### Figure content listings
+ + +

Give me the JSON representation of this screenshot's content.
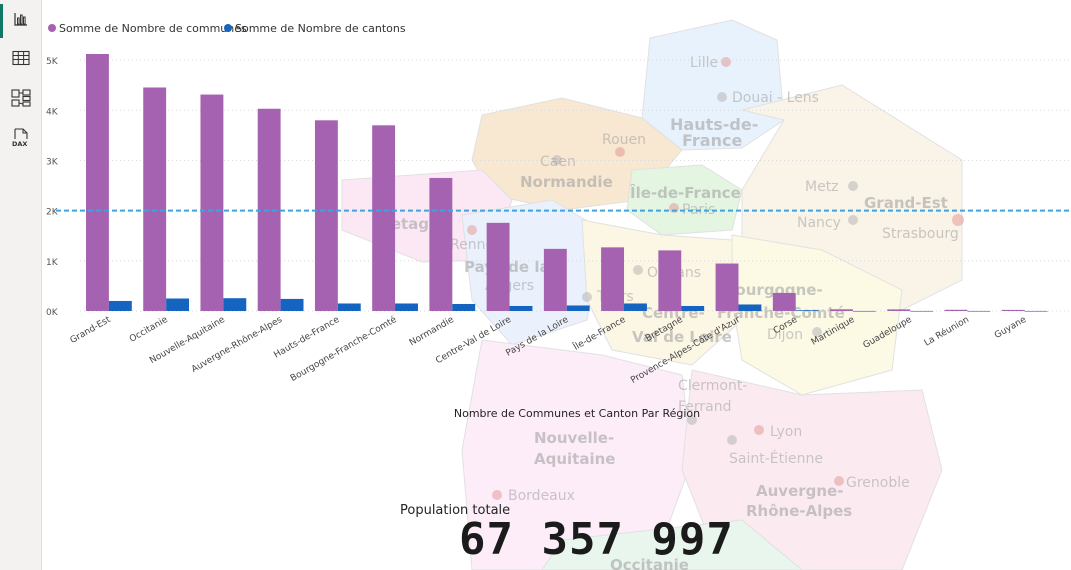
{
  "colors": {
    "series_communes": "#a562b0",
    "series_cantons": "#1565c0",
    "reference_line": "#3fa3e0",
    "gridline": "#d9d9d9",
    "rail_active": "#117865"
  },
  "rail": {
    "items": [
      {
        "name": "report-view-icon",
        "active": true
      },
      {
        "name": "table-view-icon",
        "active": false
      },
      {
        "name": "model-view-icon",
        "active": false
      },
      {
        "name": "dax-query-view-icon",
        "active": false
      }
    ]
  },
  "map": {
    "labels": [
      {
        "text": "Lille",
        "bold": false
      },
      {
        "text": "Douai - Lens",
        "bold": false
      },
      {
        "text": "Hauts-de-",
        "bold": true
      },
      {
        "text": "France",
        "bold": true
      },
      {
        "text": "Rouen",
        "bold": false
      },
      {
        "text": "Caen",
        "bold": false
      },
      {
        "text": "Normandie",
        "bold": true
      },
      {
        "text": "Île-de-France",
        "bold": true
      },
      {
        "text": "Paris",
        "bold": false
      },
      {
        "text": "Metz",
        "bold": false
      },
      {
        "text": "Grand-Est",
        "bold": true
      },
      {
        "text": "Nancy",
        "bold": false
      },
      {
        "text": "Strasbourg",
        "bold": false
      },
      {
        "text": "Bretagne",
        "bold": true
      },
      {
        "text": "Rennes",
        "bold": false
      },
      {
        "text": "Pays de la",
        "bold": true
      },
      {
        "text": "Angers",
        "bold": false
      },
      {
        "text": "Tours",
        "bold": false
      },
      {
        "text": "Orléans",
        "bold": false
      },
      {
        "text": "Centre-",
        "bold": true
      },
      {
        "text": "Val de Loire",
        "bold": true
      },
      {
        "text": "Bourgogne-",
        "bold": true
      },
      {
        "text": "Franche-Comté",
        "bold": true
      },
      {
        "text": "Dijon",
        "bold": false
      },
      {
        "text": "Clermont-",
        "bold": false
      },
      {
        "text": "Ferrand",
        "bold": false
      },
      {
        "text": "Lyon",
        "bold": false
      },
      {
        "text": "Saint-Étienne",
        "bold": false
      },
      {
        "text": "Nouvelle-",
        "bold": true
      },
      {
        "text": "Aquitaine",
        "bold": true
      },
      {
        "text": "Bordeaux",
        "bold": false
      },
      {
        "text": "Auvergne-",
        "bold": true
      },
      {
        "text": "Rhône-Alpes",
        "bold": true
      },
      {
        "text": "Grenoble",
        "bold": false
      },
      {
        "text": "Occitanie",
        "bold": true
      }
    ]
  },
  "chart_data": {
    "type": "bar",
    "title": "Nombre de Communes et Canton Par Région",
    "xlabel": "Nombre de Communes et Canton Par Région",
    "legend_position": "top-left",
    "grid": true,
    "ylim": [
      0,
      5400
    ],
    "yticks": [
      {
        "value": 0,
        "label": "0K"
      },
      {
        "value": 1000,
        "label": "1K"
      },
      {
        "value": 2000,
        "label": "2K"
      },
      {
        "value": 3000,
        "label": "3K"
      },
      {
        "value": 4000,
        "label": "4K"
      },
      {
        "value": 5000,
        "label": "5K"
      }
    ],
    "reference_line": 2000,
    "categories": [
      "Grand-Est",
      "Occitanie",
      "Nouvelle-Aquitaine",
      "Auvergne-Rhône-Alpes",
      "Hauts-de-France",
      "Bourgogne-Franche-Comté",
      "Normandie",
      "Centre-Val de Loire",
      "Pays de la Loire",
      "Île-de-France",
      "Bretagne",
      "Provence-Alpes-Côte d'Azur",
      "Corse",
      "Martinique",
      "Guadeloupe",
      "La Réunion",
      "Guyane"
    ],
    "series": [
      {
        "name": "Somme de Nombre de communes",
        "values": [
          5121,
          4454,
          4313,
          4030,
          3800,
          3700,
          2651,
          1757,
          1238,
          1268,
          1208,
          946,
          360,
          34,
          32,
          24,
          22
        ]
      },
      {
        "name": "Somme de Nombre de cantons",
        "values": [
          200,
          249,
          255,
          241,
          150,
          150,
          140,
          100,
          110,
          150,
          100,
          130,
          15,
          1,
          1,
          1,
          1
        ]
      }
    ]
  },
  "card": {
    "label": "Population totale",
    "value": "67 357 997"
  }
}
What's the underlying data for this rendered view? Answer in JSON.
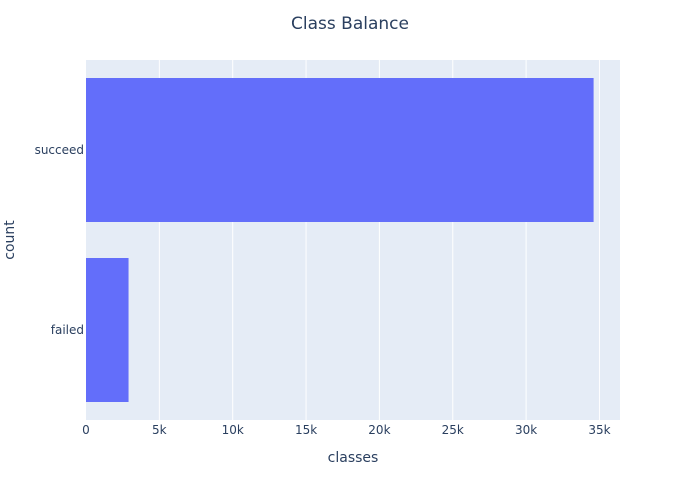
{
  "chart_data": {
    "type": "bar",
    "orientation": "horizontal",
    "title": "Class Balance",
    "xlabel": "classes",
    "ylabel": "count",
    "categories": [
      "failed",
      "succeed"
    ],
    "values": [
      2900,
      34600
    ],
    "xlim": [
      0,
      36400
    ],
    "xticks": [
      0,
      5000,
      10000,
      15000,
      20000,
      25000,
      30000,
      35000
    ],
    "xtick_labels": [
      "0",
      "5k",
      "10k",
      "15k",
      "20k",
      "25k",
      "30k",
      "35k"
    ],
    "grid": true,
    "legend": "none",
    "colors": {
      "bar": "#636efa",
      "plot_bg": "#e5ecf6",
      "grid": "#ffffff",
      "text": "#2a3f5f"
    }
  }
}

+ + +

Copy out all of the material exactly as written, without its pictures.

### Task answer
Give me the JSON representation of this screenshot's content.
{
  "colors": {
    "series_communes": "#a562b0",
    "series_cantons": "#1565c0",
    "reference_line": "#3fa3e0",
    "gridline": "#d9d9d9",
    "rail_active": "#117865"
  },
  "rail": {
    "items": [
      {
        "name": "report-view-icon",
        "active": true
      },
      {
        "name": "table-view-icon",
        "active": false
      },
      {
        "name": "model-view-icon",
        "active": false
      },
      {
        "name": "dax-query-view-icon",
        "active": false
      }
    ]
  },
  "map": {
    "labels": [
      {
        "text": "Lille",
        "bold": false
      },
      {
        "text": "Douai - Lens",
        "bold": false
      },
      {
        "text": "Hauts-de-",
        "bold": true
      },
      {
        "text": "France",
        "bold": true
      },
      {
        "text": "Rouen",
        "bold": false
      },
      {
        "text": "Caen",
        "bold": false
      },
      {
        "text": "Normandie",
        "bold": true
      },
      {
        "text": "Île-de-France",
        "bold": true
      },
      {
        "text": "Paris",
        "bold": false
      },
      {
        "text": "Metz",
        "bold": false
      },
      {
        "text": "Grand-Est",
        "bold": true
      },
      {
        "text": "Nancy",
        "bold": false
      },
      {
        "text": "Strasbourg",
        "bold": false
      },
      {
        "text": "Bretagne",
        "bold": true
      },
      {
        "text": "Rennes",
        "bold": false
      },
      {
        "text": "Pays de la",
        "bold": true
      },
      {
        "text": "Angers",
        "bold": false
      },
      {
        "text": "Tours",
        "bold": false
      },
      {
        "text": "Orléans",
        "bold": false
      },
      {
        "text": "Centre-",
        "bold": true
      },
      {
        "text": "Val de Loire",
        "bold": true
      },
      {
        "text": "Bourgogne-",
        "bold": true
      },
      {
        "text": "Franche-Comté",
        "bold": true
      },
      {
        "text": "Dijon",
        "bold": false
      },
      {
        "text": "Clermont-",
        "bold": false
      },
      {
        "text": "Ferrand",
        "bold": false
      },
      {
        "text": "Lyon",
        "bold": false
      },
      {
        "text": "Saint-Étienne",
        "bold": false
      },
      {
        "text": "Nouvelle-",
        "bold": true
      },
      {
        "text": "Aquitaine",
        "bold": true
      },
      {
        "text": "Bordeaux",
        "bold": false
      },
      {
        "text": "Auvergne-",
        "bold": true
      },
      {
        "text": "Rhône-Alpes",
        "bold": true
      },
      {
        "text": "Grenoble",
        "bold": false
      },
      {
        "text": "Occitanie",
        "bold": true
      }
    ]
  },
  "chart_data": {
    "type": "bar",
    "title": "Nombre de Communes et Canton Par Région",
    "xlabel": "Nombre de Communes et Canton Par Région",
    "legend_position": "top-left",
    "grid": true,
    "ylim": [
      0,
      5400
    ],
    "yticks": [
      {
        "value": 0,
        "label": "0K"
      },
      {
        "value": 1000,
        "label": "1K"
      },
      {
        "value": 2000,
        "label": "2K"
      },
      {
        "value": 3000,
        "label": "3K"
      },
      {
        "value": 4000,
        "label": "4K"
      },
      {
        "value": 5000,
        "label": "5K"
      }
    ],
    "reference_line": 2000,
    "categories": [
      "Grand-Est",
      "Occitanie",
      "Nouvelle-Aquitaine",
      "Auvergne-Rhône-Alpes",
      "Hauts-de-France",
      "Bourgogne-Franche-Comté",
      "Normandie",
      "Centre-Val de Loire",
      "Pays de la Loire",
      "Île-de-France",
      "Bretagne",
      "Provence-Alpes-Côte d'Azur",
      "Corse",
      "Martinique",
      "Guadeloupe",
      "La Réunion",
      "Guyane"
    ],
    "series": [
      {
        "name": "Somme de Nombre de communes",
        "values": [
          5121,
          4454,
          4313,
          4030,
          3800,
          3700,
          2651,
          1757,
          1238,
          1268,
          1208,
          946,
          360,
          34,
          32,
          24,
          22
        ]
      },
      {
        "name": "Somme de Nombre de cantons",
        "values": [
          200,
          249,
          255,
          241,
          150,
          150,
          140,
          100,
          110,
          150,
          100,
          130,
          15,
          1,
          1,
          1,
          1
        ]
      }
    ]
  },
  "card": {
    "label": "Population totale",
    "value": "67 357 997"
  }
}
What's the underlying data for this rendered view? Answer in JSON.
{
  "chart_data": {
    "type": "bar",
    "orientation": "horizontal",
    "title": "Class Balance",
    "xlabel": "classes",
    "ylabel": "count",
    "categories": [
      "failed",
      "succeed"
    ],
    "values": [
      2900,
      34600
    ],
    "xlim": [
      0,
      36400
    ],
    "xticks": [
      0,
      5000,
      10000,
      15000,
      20000,
      25000,
      30000,
      35000
    ],
    "xtick_labels": [
      "0",
      "5k",
      "10k",
      "15k",
      "20k",
      "25k",
      "30k",
      "35k"
    ],
    "grid": true,
    "legend": "none",
    "colors": {
      "bar": "#636efa",
      "plot_bg": "#e5ecf6",
      "grid": "#ffffff",
      "text": "#2a3f5f"
    }
  }
}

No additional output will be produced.